| COMPITO RICHIESTO |
Puoi ricopiare alla lettera le righe delle voci, partendo dall'inizio delle voci e proseguendo fino alla riga che contiene "85, 875, 102]", inclusa?

| ESTRATTI DEI DATI |
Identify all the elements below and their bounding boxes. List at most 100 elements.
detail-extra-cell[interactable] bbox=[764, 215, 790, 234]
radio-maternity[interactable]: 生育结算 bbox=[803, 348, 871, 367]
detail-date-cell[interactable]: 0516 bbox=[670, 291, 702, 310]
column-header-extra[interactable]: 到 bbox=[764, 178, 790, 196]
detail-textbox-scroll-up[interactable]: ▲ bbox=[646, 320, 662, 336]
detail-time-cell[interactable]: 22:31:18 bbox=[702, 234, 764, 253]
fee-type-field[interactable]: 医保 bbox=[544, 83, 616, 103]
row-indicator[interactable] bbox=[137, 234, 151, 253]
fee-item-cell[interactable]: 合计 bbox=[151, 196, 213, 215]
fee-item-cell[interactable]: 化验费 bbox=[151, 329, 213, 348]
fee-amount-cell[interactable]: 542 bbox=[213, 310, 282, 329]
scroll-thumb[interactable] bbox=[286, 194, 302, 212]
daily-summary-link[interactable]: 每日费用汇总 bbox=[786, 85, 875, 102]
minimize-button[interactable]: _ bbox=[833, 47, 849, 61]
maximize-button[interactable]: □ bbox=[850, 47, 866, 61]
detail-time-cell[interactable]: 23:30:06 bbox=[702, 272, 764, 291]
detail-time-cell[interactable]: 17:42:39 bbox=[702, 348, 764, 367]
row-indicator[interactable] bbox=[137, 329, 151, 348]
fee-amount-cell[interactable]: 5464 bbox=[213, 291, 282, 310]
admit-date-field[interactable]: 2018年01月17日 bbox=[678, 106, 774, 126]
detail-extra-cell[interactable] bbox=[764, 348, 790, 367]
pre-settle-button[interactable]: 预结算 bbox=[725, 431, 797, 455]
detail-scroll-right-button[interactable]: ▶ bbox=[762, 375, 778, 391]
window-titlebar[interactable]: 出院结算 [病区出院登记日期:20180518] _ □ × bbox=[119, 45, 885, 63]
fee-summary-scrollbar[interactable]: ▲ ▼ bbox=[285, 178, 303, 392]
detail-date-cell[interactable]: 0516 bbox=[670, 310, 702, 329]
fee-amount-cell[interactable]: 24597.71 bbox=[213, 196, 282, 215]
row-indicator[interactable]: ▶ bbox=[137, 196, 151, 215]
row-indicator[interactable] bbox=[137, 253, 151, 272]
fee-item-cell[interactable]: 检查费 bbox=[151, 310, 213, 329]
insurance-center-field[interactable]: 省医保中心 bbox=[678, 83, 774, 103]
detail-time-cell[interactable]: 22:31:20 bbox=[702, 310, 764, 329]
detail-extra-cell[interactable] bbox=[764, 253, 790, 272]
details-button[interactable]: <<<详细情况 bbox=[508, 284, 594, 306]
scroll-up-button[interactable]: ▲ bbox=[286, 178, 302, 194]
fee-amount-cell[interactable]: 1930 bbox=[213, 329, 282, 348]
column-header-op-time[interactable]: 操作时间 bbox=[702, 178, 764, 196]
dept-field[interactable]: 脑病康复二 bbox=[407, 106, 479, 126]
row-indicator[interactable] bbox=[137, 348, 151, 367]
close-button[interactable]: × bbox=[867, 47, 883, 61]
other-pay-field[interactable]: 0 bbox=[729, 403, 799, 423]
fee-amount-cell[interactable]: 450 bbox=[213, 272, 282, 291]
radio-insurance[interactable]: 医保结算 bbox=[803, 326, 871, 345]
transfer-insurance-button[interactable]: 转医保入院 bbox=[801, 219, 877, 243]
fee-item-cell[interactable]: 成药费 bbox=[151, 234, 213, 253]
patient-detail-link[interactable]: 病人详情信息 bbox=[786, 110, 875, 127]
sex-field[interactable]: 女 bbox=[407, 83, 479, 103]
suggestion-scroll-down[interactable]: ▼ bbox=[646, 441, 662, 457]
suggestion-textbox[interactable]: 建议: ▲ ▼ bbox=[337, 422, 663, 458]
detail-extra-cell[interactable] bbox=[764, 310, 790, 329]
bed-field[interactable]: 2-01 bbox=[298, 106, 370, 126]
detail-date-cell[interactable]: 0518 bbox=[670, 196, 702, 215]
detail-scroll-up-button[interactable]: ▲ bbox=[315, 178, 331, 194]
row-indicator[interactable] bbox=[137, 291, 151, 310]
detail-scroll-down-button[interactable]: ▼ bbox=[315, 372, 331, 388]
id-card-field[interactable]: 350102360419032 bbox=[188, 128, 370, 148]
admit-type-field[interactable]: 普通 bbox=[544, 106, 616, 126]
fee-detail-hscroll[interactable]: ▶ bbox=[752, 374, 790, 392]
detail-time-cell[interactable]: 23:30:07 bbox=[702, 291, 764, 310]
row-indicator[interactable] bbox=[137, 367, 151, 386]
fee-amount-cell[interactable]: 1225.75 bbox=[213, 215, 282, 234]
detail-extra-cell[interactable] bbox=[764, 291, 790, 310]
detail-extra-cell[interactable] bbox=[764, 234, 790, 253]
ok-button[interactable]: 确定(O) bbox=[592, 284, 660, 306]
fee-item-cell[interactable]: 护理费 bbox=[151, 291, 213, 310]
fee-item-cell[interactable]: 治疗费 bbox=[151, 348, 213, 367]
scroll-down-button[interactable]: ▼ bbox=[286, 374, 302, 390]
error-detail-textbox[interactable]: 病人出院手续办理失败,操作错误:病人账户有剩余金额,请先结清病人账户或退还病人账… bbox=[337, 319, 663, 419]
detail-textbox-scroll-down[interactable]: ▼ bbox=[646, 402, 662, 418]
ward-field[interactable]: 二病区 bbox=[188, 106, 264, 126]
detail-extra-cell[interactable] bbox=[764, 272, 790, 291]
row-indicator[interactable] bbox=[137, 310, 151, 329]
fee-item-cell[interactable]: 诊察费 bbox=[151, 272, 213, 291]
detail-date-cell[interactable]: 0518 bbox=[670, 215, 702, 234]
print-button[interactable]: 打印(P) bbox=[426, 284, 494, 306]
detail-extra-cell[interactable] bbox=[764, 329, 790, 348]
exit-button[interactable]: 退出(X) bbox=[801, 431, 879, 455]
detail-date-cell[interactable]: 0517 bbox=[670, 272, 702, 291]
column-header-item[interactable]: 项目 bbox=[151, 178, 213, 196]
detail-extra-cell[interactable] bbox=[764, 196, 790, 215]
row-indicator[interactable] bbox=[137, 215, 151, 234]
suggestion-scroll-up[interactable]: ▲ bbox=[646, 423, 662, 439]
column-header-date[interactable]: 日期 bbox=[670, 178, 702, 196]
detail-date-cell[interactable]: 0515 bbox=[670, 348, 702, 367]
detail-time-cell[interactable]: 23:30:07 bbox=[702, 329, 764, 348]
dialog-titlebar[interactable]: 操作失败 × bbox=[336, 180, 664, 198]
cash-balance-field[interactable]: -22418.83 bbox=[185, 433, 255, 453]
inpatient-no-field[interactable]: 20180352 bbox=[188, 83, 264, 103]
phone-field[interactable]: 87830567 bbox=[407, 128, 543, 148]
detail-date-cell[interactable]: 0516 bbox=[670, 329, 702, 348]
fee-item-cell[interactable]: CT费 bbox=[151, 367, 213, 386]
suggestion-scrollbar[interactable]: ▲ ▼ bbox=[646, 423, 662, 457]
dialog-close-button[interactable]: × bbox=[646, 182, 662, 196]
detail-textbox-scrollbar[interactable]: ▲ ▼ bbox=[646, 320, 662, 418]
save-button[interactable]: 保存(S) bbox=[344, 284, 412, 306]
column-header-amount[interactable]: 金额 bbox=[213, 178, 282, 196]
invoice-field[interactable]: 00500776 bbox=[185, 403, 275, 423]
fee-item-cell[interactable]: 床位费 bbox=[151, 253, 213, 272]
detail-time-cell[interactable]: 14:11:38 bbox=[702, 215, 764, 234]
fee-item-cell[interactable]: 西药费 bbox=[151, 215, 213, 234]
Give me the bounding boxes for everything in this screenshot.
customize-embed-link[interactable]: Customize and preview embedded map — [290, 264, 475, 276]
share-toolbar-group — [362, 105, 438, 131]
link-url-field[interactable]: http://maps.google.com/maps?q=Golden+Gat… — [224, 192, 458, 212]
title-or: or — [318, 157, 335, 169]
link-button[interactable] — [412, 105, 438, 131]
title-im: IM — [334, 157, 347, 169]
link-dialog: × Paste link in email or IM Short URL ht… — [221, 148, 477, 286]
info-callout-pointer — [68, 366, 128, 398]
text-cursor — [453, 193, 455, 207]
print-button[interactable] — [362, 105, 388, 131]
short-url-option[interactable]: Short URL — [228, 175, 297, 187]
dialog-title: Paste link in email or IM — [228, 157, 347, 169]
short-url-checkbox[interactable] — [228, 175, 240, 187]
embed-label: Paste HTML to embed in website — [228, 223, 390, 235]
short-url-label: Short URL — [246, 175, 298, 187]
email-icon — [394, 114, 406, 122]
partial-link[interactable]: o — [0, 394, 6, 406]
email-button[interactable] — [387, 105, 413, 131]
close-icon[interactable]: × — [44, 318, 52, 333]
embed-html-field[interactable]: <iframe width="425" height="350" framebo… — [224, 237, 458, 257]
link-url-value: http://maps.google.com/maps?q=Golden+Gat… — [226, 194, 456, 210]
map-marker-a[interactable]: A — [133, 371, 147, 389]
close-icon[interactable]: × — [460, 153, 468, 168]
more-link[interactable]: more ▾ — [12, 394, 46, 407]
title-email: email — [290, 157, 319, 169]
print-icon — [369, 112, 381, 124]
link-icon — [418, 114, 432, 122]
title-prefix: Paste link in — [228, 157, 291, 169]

| COMPITO SVOLTO |
Identify all the elements below and their bounding boxes. List at most 100 elements.
detail-extra-cell[interactable] bbox=[764, 215, 790, 234]
radio-maternity[interactable]: 生育结算 bbox=[803, 348, 871, 367]
detail-date-cell[interactable]: 0516 bbox=[670, 291, 702, 310]
column-header-extra[interactable]: 到 bbox=[764, 178, 790, 196]
detail-textbox-scroll-up[interactable]: ▲ bbox=[646, 320, 662, 336]
detail-time-cell[interactable]: 22:31:18 bbox=[702, 234, 764, 253]
fee-type-field[interactable]: 医保 bbox=[544, 83, 616, 103]
row-indicator[interactable] bbox=[137, 234, 151, 253]
fee-item-cell[interactable]: 合计 bbox=[151, 196, 213, 215]
fee-item-cell[interactable]: 化验费 bbox=[151, 329, 213, 348]
fee-amount-cell[interactable]: 542 bbox=[213, 310, 282, 329]
scroll-thumb[interactable] bbox=[286, 194, 302, 212]
daily-summary-link[interactable]: 每日费用汇总 bbox=[786, 85, 875, 102]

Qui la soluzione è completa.